→ Task data:
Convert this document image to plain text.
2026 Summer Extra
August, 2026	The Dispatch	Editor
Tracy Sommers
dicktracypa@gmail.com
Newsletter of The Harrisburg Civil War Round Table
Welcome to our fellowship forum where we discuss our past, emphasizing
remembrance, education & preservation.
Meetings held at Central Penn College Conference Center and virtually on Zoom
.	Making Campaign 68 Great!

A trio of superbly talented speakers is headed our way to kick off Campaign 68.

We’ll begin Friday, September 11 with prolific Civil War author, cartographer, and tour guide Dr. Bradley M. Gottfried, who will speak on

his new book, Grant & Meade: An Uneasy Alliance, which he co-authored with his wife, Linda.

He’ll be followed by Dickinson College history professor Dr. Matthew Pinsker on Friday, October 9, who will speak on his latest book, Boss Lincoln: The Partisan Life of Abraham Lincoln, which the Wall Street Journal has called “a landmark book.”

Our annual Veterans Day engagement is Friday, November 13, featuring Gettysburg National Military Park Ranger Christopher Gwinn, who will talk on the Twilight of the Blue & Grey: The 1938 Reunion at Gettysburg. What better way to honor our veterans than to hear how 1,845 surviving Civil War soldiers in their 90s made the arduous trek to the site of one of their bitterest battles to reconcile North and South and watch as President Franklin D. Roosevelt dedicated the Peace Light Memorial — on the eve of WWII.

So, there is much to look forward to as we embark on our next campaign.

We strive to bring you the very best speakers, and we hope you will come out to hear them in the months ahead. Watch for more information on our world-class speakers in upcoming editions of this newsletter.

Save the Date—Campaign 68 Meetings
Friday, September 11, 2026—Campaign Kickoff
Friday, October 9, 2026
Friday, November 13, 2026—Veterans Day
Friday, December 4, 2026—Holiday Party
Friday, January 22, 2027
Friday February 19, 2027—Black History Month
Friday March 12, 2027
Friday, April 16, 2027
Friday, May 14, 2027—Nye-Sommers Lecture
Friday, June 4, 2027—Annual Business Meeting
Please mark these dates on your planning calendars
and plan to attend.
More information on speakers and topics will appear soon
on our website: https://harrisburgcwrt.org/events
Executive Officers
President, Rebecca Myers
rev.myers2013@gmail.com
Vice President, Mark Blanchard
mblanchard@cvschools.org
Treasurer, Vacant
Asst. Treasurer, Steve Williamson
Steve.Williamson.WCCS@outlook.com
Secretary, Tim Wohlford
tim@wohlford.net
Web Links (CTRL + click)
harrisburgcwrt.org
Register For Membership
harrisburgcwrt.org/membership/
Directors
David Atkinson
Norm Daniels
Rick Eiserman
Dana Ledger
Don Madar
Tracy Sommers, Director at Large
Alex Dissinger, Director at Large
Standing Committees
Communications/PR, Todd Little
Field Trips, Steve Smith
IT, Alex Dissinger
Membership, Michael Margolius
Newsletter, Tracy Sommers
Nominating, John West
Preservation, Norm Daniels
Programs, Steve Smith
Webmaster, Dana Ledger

→ Task description: Identify every line where the string "Steve" appears.

→ Result for this exercise:
Asst. Treasurer, Steve Williamson
Steve.Williamson.WCCS@outlook.com
Field Trips, Steve Smith
Programs, Steve Smith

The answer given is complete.